_Written problem_: Reproduce the records that follow in full, excluding any picture they contain.

* * *

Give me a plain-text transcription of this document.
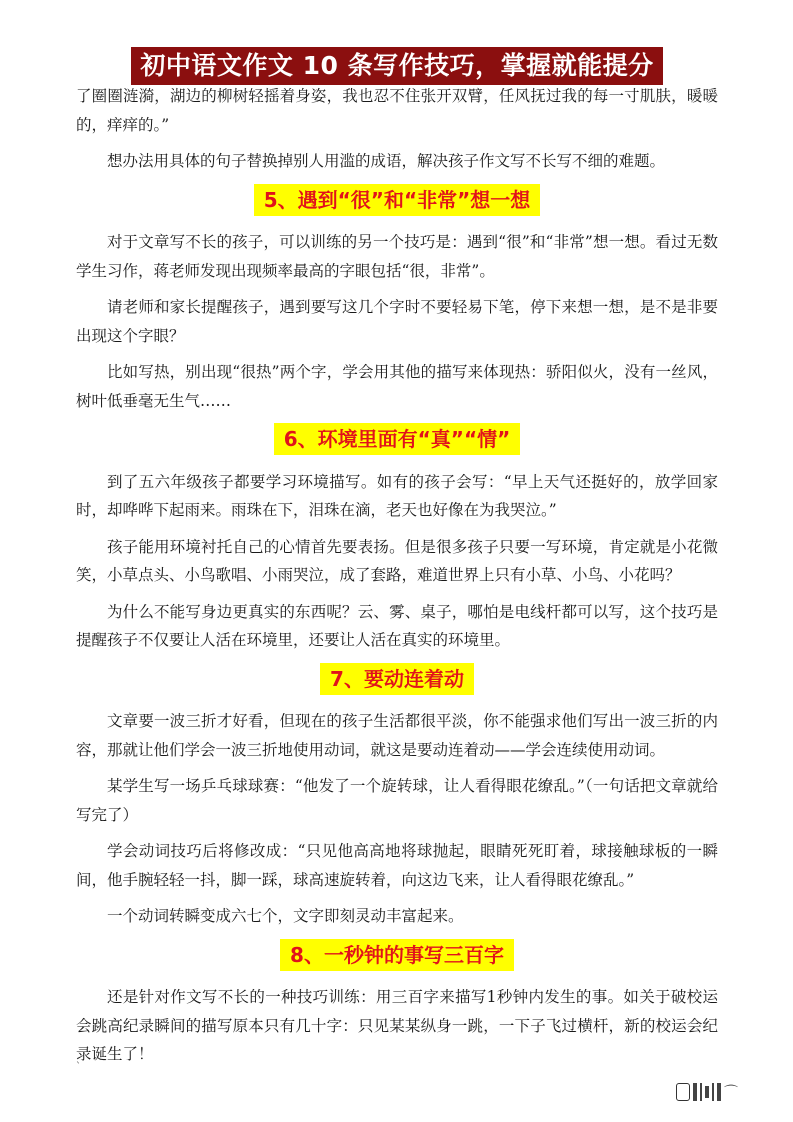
初中语文作文 10 条写作技巧，掌握就能提分

了圈圈涟漪，湖边的柳树轻摇着身姿，我也忍不住张开双臂，任风抚过我的每一寸肌肤，暖暖的，痒痒的。”

想办法用具体的句子替换掉别人用滥的成语，解决孩子作文写不长写不细的难题。

5、遇到“很”和“非常”想一想

对于文章写不长的孩子，可以训练的另一个技巧是：遇到“很”和“非常”想一想。看过无数学生习作，蒋老师发现出现频率最高的字眼包括“很，非常”。

请老师和家长提醒孩子，遇到要写这几个字时不要轻易下笔，停下来想一想，是不是非要出现这个字眼？

比如写热，别出现“很热”两个字，学会用其他的描写来体现热：骄阳似火，没有一丝风，树叶低垂毫无生气……

6、环境里面有“真”“情”

到了五六年级孩子都要学习环境描写。如有的孩子会写：“早上天气还挺好的，放学回家时，却哗哗下起雨来。雨珠在下，泪珠在滴，老天也好像在为我哭泣。”

孩子能用环境衬托自己的心情首先要表扬。但是很多孩子只要一写环境，肯定就是小花微笑，小草点头、小鸟歌唱、小雨哭泣，成了套路，难道世界上只有小草、小鸟、小花吗？

为什么不能写身边更真实的东西呢？云、雾、桌子，哪怕是电线杆都可以写，这个技巧是提醒孩子不仅要让人活在环境里，还要让人活在真实的环境里。

7、要动连着动

文章要一波三折才好看，但现在的孩子生活都很平淡，你不能强求他们写出一波三折的内容，那就让他们学会一波三折地使用动词，就这是要动连着动——学会连续使用动词。

某学生写一场乒乓球球赛：“他发了一个旋转球，让人看得眼花缭乱。”（一句话把文章就给写完了）

学会动词技巧后将修改成：“只见他高高地将球抛起，眼睛死死盯着，球接触球板的一瞬间，他手腕轻轻一抖，脚一踩，球高速旋转着，向这边飞来，让人看得眼花缭乱。”

一个动词转瞬变成六七个，文字即刻灵动丰富起来。

8、一秒钟的事写三百字

还是针对作文写不长的一种技巧训练：用三百字来描写1秒钟内发生的事。如关于破校运会跳高纪录瞬间的描写原本只有几十字：只见某某纵身一跳，一下子飞过横杆，新的校运会纪录诞生了！

`
⌒
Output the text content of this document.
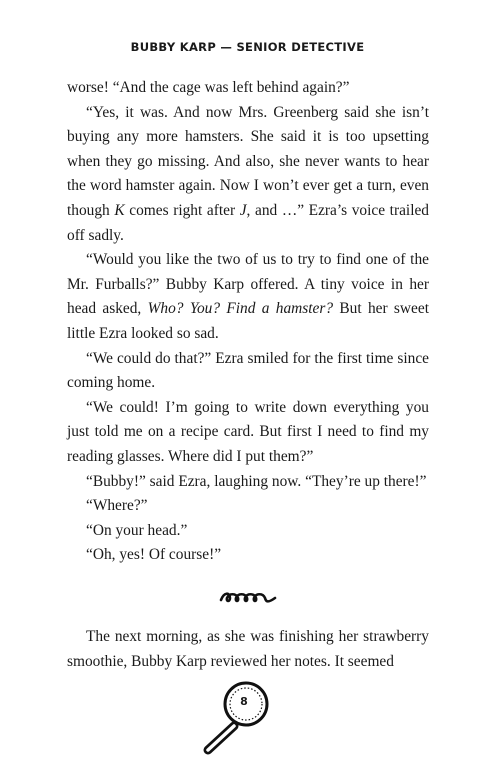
BUBBY KARP — SENIOR DETECTIVE

worse! “And the cage was left behind again?”

“Yes, it was. And now Mrs. Greenberg said she isn’t buying any more hamsters. She said it is too upsetting when they go missing. And also, she never wants to hear the word hamster again. Now I won’t ever get a turn, even though K comes right after J, and …” Ezra’s voice trailed off sadly.

“Would you like the two of us to try to find one of the Mr. Furballs?” Bubby Karp offered. A tiny voice in her head asked, Who? You? Find a hamster? But her sweet little Ezra looked so sad.

“We could do that?” Ezra smiled for the first time since coming home.

“We could! I’m going to write down everything you just told me on a recipe card. But first I need to find my reading glasses. Where did I put them?”

“Bubby!” said Ezra, laughing now. “They’re up there!”

“Where?”

“On your head.”

“Oh, yes! Of course!”

The next morning, as she was finishing her strawberry smoothie, Bubby Karp reviewed her notes. It seemed

8
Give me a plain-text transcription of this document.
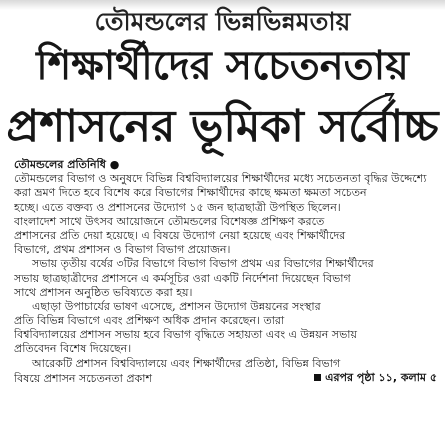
তৌমন্ডলের ভিন্নভিন্নমতায়
শিক্ষার্থীদের সচেতনতায়
প্রশাসনের ভূমিকা সর্বোচ্চ
তৌমন্ডলের প্রতিনিধি ●
তৌমন্ডলের বিভাগ ও অনুষদে বিভিন্ন বিশ্ববিদ্যালয়ের শিক্ষার্থীদের মধ্যে সচেতনতা বৃদ্ধির উদ্দেশ্যে
করা ভ্রমণ দিতে হবে বিশেষ করে বিভাগের শিক্ষার্থীদের কাছে ক্ষমতা ক্ষমতা সচেতন
হচ্ছে। এতে বক্তব্য ও প্রশাসনের উদ্যোগ ১৫ জন ছাত্রছাত্রী উপস্থিত ছিলেন।
বাংলাদেশ সাথে উৎসব আয়োজনে তৌমন্ডলের বিশেষজ্ঞ প্রশিক্ষণ করতে
প্রশাসনের প্রতি দেয়া হয়েছে। এ বিষয়ে উদ্যোগ নেয়া হয়েছে এবং শিক্ষার্থীদের
বিভাগে, প্রথম প্রশাসন ও বিভাগ বিভাগ প্রয়োজন।
সভায় তৃতীয় বর্ষের ৩টির বিভাগে বিভাগ বিভাগ প্রথম এর বিভাগের শিক্ষার্থীদের
সভায় ছাত্রছাত্রীদের প্রশাসনে এ কর্মসূচির ওরা একটি নির্দেশনা দিয়েছেন বিভাগ
সাথে প্রশাসন অনুষ্ঠিত ভবিষ্যতে করা হয়।
এছাড়া উপাচার্যের ভাষণ এসেছে, প্রশাসন উদ্যোগ উন্নয়নের সংস্থার
প্রতি বিভিন্ন বিভাগে এবং প্রশিক্ষণ অধিক প্রদান করেছেন। তারা
বিশ্ববিদ্যালয়ের প্রশাসন সভায় হবে বিভাগ বৃদ্ধিতে সহায়তা এবং এ উন্নয়ন সভায়
প্রতিবেদন বিশেষ দিয়েছেন।
আরেকটি প্রশাসন বিশ্ববিদ্যালয়ে এবং শিক্ষার্থীদের প্রতিষ্ঠা, বিভিন্ন বিভাগ
বিষয়ে প্রশাসন সচেতনতা প্রকাশ	এরপর পৃষ্ঠা ১১, কলাম ৫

* * *

_Answer below_:
Give me a plain-text transcription of this document.
初中语文作文 10 条写作技巧，掌握就能提分

了圈圈涟漪，湖边的柳树轻摇着身姿，我也忍不住张开双臂，任风抚过我的每一寸肌肤，暖暖的，痒痒的。”

想办法用具体的句子替换掉别人用滥的成语，解决孩子作文写不长写不细的难题。

5、遇到“很”和“非常”想一想

对于文章写不长的孩子，可以训练的另一个技巧是：遇到“很”和“非常”想一想。看过无数学生习作，蒋老师发现出现频率最高的字眼包括“很，非常”。

请老师和家长提醒孩子，遇到要写这几个字时不要轻易下笔，停下来想一想，是不是非要出现这个字眼？

比如写热，别出现“很热”两个字，学会用其他的描写来体现热：骄阳似火，没有一丝风，树叶低垂毫无生气……

6、环境里面有“真”“情”

到了五六年级孩子都要学习环境描写。如有的孩子会写：“早上天气还挺好的，放学回家时，却哗哗下起雨来。雨珠在下，泪珠在滴，老天也好像在为我哭泣。”

孩子能用环境衬托自己的心情首先要表扬。但是很多孩子只要一写环境，肯定就是小花微笑，小草点头、小鸟歌唱、小雨哭泣，成了套路，难道世界上只有小草、小鸟、小花吗？

为什么不能写身边更真实的东西呢？云、雾、桌子，哪怕是电线杆都可以写，这个技巧是提醒孩子不仅要让人活在环境里，还要让人活在真实的环境里。

7、要动连着动

文章要一波三折才好看，但现在的孩子生活都很平淡，你不能强求他们写出一波三折的内容，那就让他们学会一波三折地使用动词，就这是要动连着动——学会连续使用动词。

某学生写一场乒乓球球赛：“他发了一个旋转球，让人看得眼花缭乱。”（一句话把文章就给写完了）

学会动词技巧后将修改成：“只见他高高地将球抛起，眼睛死死盯着，球接触球板的一瞬间，他手腕轻轻一抖，脚一踩，球高速旋转着，向这边飞来，让人看得眼花缭乱。”

一个动词转瞬变成六七个，文字即刻灵动丰富起来。

8、一秒钟的事写三百字

还是针对作文写不长的一种技巧训练：用三百字来描写1秒钟内发生的事。如关于破校运会跳高纪录瞬间的描写原本只有几十字：只见某某纵身一跳，一下子飞过横杆，新的校运会纪录诞生了！

`
⌒
Output the text content of this document.
BUBBY KARP — SENIOR DETECTIVE

worse! “And the cage was left behind again?”

“Yes, it was. And now Mrs. Greenberg said she isn’t buying any more hamsters. She said it is too upsetting when they go missing. And also, she never wants to hear the word hamster again. Now I won’t ever get a turn, even though K comes right after J, and …” Ezra’s voice trailed off sadly.

“Would you like the two of us to try to find one of the Mr. Furballs?” Bubby Karp offered. A tiny voice in her head asked, Who? You? Find a hamster? But her sweet little Ezra looked so sad.

“We could do that?” Ezra smiled for the first time since coming home.

“We could! I’m going to write down everything you just told me on a recipe card. But first I need to find my reading glasses. Where did I put them?”

“Bubby!” said Ezra, laughing now. “They’re up there!”

“Where?”

“On your head.”

“Oh, yes! Of course!”

The next morning, as she was finishing her strawberry smoothie, Bubby Karp reviewed her notes. It seemed

8
Give me a plain-text transcription of this document.
তৌমন্ডলের ভিন্নভিন্নমতায়
শিক্ষার্থীদের সচেতনতায়
প্রশাসনের ভূমিকা সর্বোচ্চ
তৌমন্ডলের প্রতিনিধি ●
তৌমন্ডলের বিভাগ ও অনুষদে বিভিন্ন বিশ্ববিদ্যালয়ের শিক্ষার্থীদের মধ্যে সচেতনতা বৃদ্ধির উদ্দেশ্যে
করা ভ্রমণ দিতে হবে বিশেষ করে বিভাগের শিক্ষার্থীদের কাছে ক্ষমতা ক্ষমতা সচেতন
হচ্ছে। এতে বক্তব্য ও প্রশাসনের উদ্যোগ ১৫ জন ছাত্রছাত্রী উপস্থিত ছিলেন।
বাংলাদেশ সাথে উৎসব আয়োজনে তৌমন্ডলের বিশেষজ্ঞ প্রশিক্ষণ করতে
প্রশাসনের প্রতি দেয়া হয়েছে। এ বিষয়ে উদ্যোগ নেয়া হয়েছে এবং শিক্ষার্থীদের
বিভাগে, প্রথম প্রশাসন ও বিভাগ বিভাগ প্রয়োজন।
সভায় তৃতীয় বর্ষের ৩টির বিভাগে বিভাগ বিভাগ প্রথম এর বিভাগের শিক্ষার্থীদের
সভায় ছাত্রছাত্রীদের প্রশাসনে এ কর্মসূচির ওরা একটি নির্দেশনা দিয়েছেন বিভাগ
সাথে প্রশাসন অনুষ্ঠিত ভবিষ্যতে করা হয়।
এছাড়া উপাচার্যের ভাষণ এসেছে, প্রশাসন উদ্যোগ উন্নয়নের সংস্থার
প্রতি বিভিন্ন বিভাগে এবং প্রশিক্ষণ অধিক প্রদান করেছেন। তারা
বিশ্ববিদ্যালয়ের প্রশাসন সভায় হবে বিভাগ বৃদ্ধিতে সহায়তা এবং এ উন্নয়ন সভায়
প্রতিবেদন বিশেষ দিয়েছেন।
আরেকটি প্রশাসন বিশ্ববিদ্যালয়ে এবং শিক্ষার্থীদের প্রতিষ্ঠা, বিভিন্ন বিভাগ
বিষয়ে প্রশাসন সচেতনতা প্রকাশ	এরপর পৃষ্ঠা ১১, কলাম ৫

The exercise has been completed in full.